Find how many lines in the data below include the word "loves", then write only that number.

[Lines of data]

----------------------------------------

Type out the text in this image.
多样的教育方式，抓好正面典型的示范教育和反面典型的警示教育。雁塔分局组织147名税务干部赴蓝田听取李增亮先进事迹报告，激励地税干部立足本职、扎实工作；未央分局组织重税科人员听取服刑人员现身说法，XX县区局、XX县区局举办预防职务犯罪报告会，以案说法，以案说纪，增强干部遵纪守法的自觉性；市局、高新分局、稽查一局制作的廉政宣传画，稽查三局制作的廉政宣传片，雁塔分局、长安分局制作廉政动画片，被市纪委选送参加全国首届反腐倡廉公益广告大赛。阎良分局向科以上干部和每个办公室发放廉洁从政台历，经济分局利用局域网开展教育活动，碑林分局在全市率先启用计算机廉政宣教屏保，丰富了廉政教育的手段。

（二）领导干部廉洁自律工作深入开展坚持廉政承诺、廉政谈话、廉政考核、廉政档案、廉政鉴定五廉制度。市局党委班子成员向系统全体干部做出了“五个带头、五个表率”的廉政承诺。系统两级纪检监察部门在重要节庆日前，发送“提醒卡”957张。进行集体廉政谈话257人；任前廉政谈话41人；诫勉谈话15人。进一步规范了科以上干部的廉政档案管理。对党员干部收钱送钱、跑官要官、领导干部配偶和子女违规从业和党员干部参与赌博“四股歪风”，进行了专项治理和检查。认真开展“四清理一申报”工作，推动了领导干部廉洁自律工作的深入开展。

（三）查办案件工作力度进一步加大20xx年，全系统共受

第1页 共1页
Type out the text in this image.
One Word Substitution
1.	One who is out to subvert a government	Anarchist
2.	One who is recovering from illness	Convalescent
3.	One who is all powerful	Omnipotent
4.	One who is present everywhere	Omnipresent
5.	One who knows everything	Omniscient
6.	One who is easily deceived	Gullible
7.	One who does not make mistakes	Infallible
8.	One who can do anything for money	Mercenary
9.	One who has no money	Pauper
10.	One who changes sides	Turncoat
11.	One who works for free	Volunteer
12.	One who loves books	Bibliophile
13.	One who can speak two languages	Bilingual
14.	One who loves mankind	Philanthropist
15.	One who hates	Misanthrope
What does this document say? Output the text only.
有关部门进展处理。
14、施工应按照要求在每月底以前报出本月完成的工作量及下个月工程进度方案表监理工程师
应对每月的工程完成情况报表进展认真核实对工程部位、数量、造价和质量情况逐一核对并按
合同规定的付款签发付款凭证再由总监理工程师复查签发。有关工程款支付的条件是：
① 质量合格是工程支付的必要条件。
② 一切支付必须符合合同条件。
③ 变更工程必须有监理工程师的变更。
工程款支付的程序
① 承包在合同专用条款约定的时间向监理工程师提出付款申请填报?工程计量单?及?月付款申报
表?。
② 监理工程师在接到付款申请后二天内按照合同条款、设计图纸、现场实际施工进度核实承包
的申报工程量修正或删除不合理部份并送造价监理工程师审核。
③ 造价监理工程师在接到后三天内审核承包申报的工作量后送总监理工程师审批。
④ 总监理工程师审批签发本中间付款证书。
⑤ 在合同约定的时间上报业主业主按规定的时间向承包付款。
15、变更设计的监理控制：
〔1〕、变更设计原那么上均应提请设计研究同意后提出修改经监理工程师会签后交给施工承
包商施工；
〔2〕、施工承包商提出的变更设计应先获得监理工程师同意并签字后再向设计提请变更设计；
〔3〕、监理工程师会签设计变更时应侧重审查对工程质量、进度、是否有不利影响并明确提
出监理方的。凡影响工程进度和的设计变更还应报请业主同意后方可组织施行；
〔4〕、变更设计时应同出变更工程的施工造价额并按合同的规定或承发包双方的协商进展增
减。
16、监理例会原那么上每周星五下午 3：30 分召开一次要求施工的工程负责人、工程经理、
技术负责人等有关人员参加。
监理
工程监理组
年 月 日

----------------------------------------

Solution to this exercise: 2